● Given instruction: Copy out, from the entries below, each line holding the string "rozebrání".

● Stored records:
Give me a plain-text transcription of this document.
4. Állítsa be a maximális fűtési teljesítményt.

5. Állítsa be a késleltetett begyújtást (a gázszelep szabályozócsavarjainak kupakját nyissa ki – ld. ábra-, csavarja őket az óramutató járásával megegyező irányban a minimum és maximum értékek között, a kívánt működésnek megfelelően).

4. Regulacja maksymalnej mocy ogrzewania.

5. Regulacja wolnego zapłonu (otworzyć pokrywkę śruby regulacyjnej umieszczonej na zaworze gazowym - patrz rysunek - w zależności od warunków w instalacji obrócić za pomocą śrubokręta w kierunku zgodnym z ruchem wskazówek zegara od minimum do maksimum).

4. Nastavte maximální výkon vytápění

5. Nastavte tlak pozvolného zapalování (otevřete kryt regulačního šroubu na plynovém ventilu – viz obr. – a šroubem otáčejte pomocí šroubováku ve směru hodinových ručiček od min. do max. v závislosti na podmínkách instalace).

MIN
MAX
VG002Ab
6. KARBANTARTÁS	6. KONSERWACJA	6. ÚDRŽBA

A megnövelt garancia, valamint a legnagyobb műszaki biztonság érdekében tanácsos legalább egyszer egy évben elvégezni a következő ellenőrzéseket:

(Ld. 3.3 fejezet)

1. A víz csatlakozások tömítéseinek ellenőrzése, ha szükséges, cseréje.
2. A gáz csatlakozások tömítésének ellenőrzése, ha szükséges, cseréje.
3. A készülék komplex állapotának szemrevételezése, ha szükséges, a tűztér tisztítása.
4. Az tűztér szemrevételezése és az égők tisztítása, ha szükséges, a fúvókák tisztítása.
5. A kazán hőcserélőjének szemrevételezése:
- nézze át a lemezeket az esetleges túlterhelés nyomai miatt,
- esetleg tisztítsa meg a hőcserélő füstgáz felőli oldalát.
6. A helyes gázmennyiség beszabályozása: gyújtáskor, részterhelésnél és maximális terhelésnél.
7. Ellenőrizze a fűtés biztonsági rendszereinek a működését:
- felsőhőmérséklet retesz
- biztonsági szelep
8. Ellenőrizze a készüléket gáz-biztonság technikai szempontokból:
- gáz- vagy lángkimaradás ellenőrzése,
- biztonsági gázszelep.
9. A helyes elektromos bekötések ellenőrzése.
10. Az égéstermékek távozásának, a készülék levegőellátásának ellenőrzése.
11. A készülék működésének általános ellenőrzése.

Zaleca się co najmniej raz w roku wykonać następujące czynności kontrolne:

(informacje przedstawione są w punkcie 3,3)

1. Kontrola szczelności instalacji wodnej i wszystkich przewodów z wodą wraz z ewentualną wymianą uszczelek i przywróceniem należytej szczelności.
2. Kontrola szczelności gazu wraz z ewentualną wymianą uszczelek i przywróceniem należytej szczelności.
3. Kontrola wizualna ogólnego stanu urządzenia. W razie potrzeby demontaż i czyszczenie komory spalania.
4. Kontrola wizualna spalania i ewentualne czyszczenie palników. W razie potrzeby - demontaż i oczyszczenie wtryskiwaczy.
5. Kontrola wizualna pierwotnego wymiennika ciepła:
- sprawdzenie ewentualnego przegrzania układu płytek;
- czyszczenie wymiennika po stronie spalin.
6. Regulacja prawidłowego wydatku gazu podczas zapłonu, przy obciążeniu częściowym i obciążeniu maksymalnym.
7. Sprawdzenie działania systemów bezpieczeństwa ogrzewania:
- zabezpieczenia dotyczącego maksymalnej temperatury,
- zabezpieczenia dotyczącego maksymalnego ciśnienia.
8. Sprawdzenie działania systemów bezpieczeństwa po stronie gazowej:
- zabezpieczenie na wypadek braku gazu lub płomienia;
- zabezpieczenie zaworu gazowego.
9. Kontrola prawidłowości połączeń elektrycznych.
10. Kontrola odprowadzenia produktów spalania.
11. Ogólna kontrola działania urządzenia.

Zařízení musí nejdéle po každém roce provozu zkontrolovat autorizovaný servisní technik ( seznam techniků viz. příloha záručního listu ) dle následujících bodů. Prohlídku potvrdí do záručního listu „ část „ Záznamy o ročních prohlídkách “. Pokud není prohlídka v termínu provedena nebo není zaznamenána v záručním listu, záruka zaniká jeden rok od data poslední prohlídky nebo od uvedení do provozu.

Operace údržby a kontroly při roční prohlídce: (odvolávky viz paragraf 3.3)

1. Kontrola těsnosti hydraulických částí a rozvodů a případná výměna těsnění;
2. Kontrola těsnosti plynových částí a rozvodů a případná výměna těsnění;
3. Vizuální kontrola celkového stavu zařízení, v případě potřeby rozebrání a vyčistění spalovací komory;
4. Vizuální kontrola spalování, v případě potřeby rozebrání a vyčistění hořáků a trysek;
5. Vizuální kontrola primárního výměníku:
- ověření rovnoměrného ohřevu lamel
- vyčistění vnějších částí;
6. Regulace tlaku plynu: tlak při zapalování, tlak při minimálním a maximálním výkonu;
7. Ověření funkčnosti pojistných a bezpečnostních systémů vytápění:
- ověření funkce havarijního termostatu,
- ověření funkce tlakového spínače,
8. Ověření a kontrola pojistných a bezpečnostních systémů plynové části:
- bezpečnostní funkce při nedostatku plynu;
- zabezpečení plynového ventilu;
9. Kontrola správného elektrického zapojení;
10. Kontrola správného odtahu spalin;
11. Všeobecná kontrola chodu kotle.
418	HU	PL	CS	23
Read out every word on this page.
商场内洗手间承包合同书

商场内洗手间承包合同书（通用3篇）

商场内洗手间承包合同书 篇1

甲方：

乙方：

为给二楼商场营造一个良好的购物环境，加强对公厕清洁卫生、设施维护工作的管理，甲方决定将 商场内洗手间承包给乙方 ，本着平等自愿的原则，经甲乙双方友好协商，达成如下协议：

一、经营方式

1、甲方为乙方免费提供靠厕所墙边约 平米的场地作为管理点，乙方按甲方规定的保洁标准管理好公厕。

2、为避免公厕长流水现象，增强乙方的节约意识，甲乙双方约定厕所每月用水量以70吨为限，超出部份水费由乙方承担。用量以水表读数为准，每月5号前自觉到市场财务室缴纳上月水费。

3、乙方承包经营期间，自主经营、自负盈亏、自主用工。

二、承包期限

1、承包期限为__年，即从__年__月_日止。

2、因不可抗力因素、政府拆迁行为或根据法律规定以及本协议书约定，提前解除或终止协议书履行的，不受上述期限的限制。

● Full answer:
3. Vizuální kontrola celkového stavu zařízení, v případě potřeby rozebrání a vyčistění spalovací komory;
4. Vizuální kontrola spalování, v případě potřeby rozebrání a vyčistění hořáků a trysek;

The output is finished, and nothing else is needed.